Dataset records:
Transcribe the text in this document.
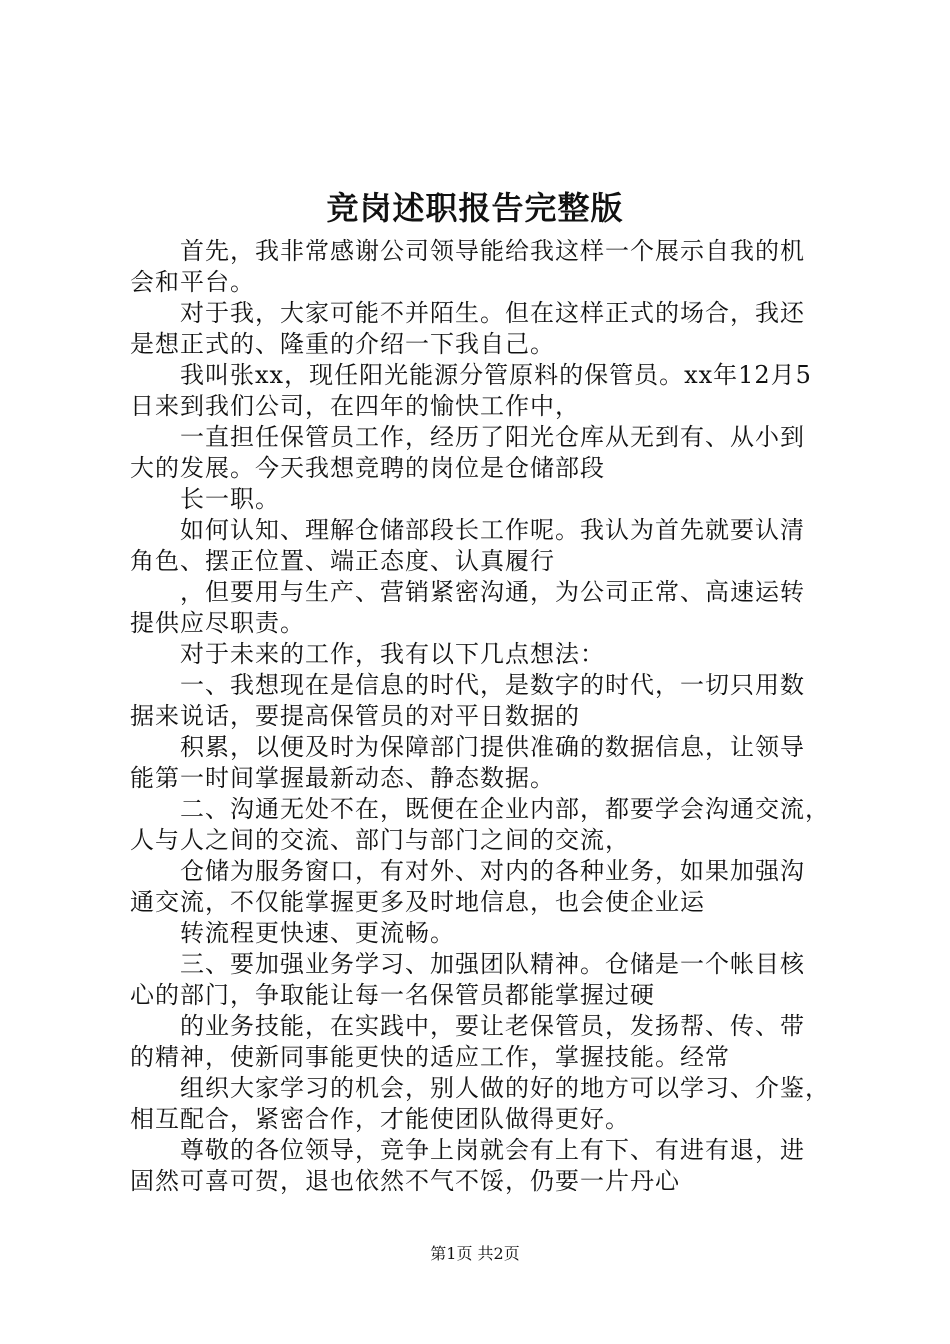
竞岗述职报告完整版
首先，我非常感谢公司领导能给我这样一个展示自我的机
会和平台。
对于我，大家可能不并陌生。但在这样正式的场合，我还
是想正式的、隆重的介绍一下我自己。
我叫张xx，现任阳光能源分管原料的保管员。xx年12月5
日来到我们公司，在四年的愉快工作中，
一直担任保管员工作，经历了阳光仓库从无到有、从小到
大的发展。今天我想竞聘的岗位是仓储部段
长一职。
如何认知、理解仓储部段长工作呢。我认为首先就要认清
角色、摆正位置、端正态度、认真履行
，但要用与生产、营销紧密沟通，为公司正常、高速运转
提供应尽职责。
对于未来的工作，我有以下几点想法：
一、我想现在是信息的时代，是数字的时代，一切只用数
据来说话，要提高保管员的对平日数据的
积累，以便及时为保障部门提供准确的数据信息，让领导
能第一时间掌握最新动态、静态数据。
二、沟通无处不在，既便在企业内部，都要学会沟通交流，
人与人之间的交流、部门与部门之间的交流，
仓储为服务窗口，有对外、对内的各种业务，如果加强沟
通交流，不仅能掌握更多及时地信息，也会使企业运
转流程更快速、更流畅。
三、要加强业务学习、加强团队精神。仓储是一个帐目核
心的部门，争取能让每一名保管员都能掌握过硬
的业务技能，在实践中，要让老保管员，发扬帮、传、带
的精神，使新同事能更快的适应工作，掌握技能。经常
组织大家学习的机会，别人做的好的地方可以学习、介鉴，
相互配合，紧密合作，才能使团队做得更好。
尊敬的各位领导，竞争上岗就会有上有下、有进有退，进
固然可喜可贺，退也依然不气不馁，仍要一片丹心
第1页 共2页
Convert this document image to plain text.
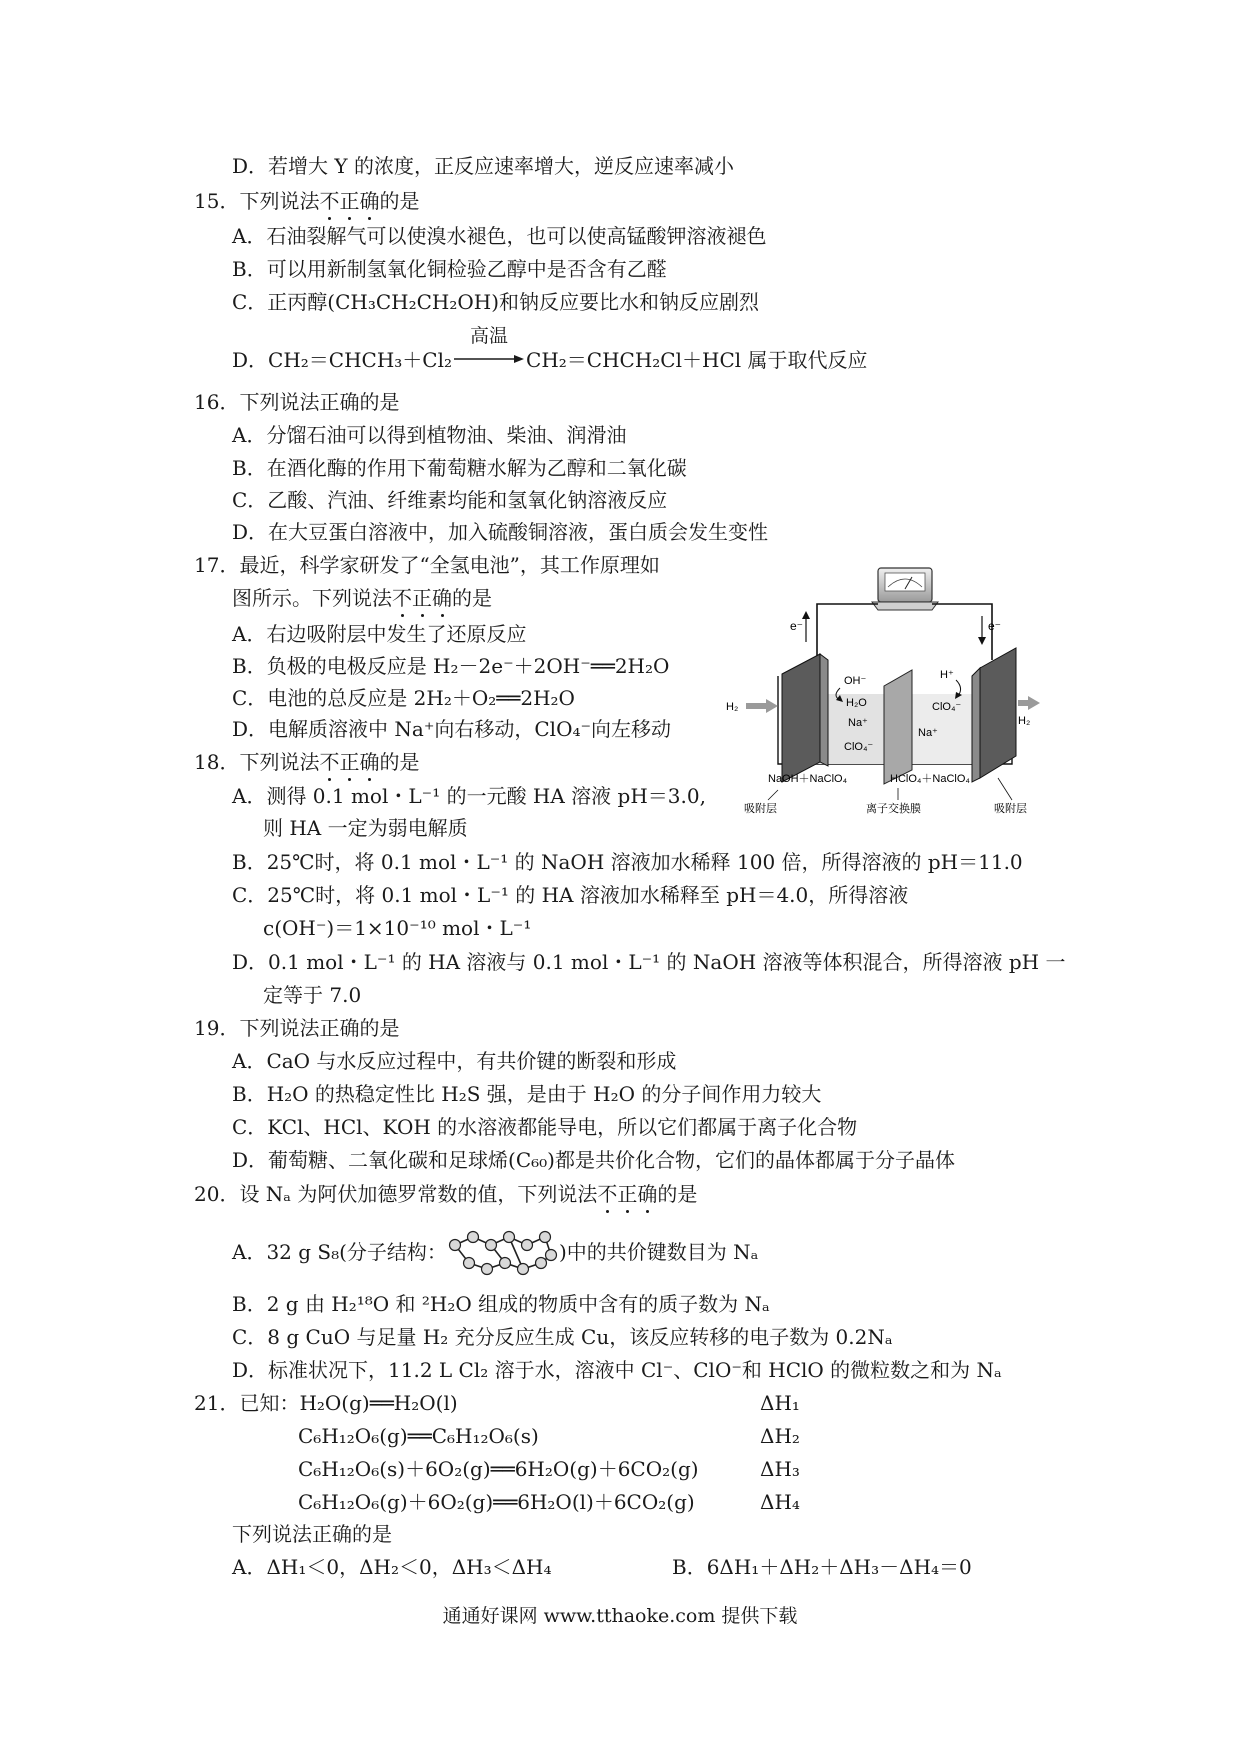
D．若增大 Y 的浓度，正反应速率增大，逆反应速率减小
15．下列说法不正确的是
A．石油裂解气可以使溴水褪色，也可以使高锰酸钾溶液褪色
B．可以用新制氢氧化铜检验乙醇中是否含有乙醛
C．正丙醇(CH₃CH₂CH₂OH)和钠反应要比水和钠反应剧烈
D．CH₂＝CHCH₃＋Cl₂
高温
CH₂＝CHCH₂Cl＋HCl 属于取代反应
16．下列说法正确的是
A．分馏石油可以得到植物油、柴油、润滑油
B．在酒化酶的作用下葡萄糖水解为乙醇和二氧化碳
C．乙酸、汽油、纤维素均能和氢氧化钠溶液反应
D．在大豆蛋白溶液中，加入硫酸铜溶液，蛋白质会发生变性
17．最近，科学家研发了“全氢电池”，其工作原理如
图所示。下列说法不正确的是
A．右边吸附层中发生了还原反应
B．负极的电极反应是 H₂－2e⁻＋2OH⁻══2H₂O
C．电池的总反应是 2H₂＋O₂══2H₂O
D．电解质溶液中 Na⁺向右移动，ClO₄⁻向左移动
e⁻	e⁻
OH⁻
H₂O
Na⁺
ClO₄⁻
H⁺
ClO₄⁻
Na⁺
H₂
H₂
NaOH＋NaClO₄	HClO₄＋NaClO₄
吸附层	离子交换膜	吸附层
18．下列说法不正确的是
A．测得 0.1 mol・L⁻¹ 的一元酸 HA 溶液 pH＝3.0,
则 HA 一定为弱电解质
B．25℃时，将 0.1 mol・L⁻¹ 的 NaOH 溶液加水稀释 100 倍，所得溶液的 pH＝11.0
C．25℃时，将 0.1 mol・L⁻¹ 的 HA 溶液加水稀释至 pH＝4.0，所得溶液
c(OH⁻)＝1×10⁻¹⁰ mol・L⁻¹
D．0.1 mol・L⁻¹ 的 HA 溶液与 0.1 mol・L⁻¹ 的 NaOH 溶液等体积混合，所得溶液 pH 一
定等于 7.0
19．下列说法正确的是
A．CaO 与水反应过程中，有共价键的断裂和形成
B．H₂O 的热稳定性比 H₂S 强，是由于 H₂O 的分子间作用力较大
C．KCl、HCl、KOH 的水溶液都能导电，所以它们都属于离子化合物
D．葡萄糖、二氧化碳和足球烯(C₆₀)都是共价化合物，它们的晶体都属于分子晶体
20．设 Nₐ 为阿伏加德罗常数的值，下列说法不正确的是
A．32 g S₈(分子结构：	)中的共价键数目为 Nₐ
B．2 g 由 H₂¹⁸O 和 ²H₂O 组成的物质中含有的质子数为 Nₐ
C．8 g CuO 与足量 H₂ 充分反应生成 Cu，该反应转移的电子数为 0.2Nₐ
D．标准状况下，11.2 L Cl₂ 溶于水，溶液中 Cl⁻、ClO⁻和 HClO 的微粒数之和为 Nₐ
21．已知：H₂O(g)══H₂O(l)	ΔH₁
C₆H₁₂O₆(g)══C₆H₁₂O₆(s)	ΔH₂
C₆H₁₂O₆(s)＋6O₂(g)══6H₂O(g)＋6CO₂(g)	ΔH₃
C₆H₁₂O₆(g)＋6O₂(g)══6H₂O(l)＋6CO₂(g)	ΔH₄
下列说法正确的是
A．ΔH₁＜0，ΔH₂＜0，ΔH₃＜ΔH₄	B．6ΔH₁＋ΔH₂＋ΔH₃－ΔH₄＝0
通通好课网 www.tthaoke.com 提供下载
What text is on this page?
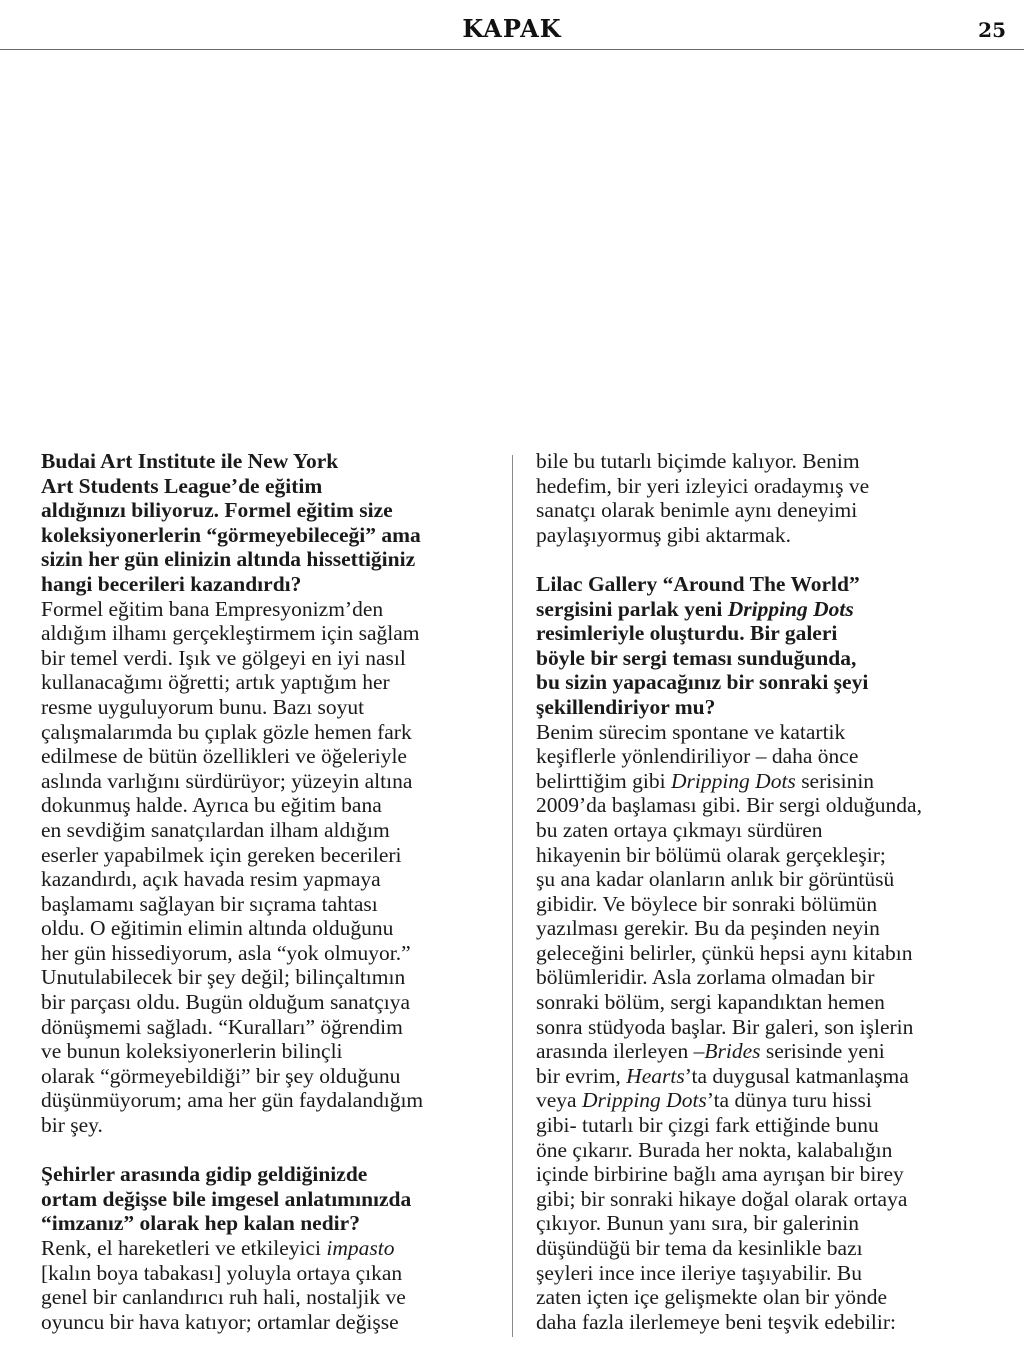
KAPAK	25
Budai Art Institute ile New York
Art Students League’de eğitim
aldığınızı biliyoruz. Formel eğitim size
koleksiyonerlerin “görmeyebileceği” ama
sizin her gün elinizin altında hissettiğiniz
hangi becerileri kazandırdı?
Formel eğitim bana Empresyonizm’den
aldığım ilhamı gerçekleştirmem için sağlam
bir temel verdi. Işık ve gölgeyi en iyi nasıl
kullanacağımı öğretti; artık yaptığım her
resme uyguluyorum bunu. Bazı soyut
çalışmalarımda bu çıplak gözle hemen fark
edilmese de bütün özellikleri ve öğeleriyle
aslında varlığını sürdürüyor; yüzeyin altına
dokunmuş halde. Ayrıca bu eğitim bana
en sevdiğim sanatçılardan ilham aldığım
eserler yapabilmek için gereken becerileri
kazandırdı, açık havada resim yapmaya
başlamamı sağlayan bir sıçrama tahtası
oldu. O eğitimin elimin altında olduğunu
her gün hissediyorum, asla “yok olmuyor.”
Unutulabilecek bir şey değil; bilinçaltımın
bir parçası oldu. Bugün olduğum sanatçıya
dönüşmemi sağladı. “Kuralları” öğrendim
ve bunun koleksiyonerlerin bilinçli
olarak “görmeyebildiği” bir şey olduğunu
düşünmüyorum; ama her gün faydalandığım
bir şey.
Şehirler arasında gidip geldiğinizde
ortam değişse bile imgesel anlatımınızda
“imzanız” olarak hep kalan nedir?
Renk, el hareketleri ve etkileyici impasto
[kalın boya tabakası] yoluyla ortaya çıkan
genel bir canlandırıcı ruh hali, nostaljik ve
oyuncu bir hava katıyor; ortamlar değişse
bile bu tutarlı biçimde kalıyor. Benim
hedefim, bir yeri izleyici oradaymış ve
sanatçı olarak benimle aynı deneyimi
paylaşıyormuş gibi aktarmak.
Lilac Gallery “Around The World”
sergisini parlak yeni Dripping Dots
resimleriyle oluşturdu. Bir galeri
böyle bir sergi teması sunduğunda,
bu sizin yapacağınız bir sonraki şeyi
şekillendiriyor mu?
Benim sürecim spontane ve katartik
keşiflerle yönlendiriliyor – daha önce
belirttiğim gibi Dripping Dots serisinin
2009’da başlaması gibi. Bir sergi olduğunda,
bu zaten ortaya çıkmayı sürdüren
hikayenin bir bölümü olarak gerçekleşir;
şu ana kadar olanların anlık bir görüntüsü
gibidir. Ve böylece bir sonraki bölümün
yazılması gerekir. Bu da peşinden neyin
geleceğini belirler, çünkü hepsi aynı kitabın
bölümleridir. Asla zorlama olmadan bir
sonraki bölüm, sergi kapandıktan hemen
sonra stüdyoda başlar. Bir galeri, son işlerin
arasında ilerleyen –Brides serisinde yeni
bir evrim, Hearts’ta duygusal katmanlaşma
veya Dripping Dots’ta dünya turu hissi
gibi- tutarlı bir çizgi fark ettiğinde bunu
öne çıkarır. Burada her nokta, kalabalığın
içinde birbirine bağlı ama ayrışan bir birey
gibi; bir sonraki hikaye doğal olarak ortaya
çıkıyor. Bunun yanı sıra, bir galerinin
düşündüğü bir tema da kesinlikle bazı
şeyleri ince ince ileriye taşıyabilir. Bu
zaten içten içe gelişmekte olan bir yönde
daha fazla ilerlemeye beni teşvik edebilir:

Work to be completed:
Above is a listing; report how many of its lines include the word "bana", giving the number only.

Complete answer:
2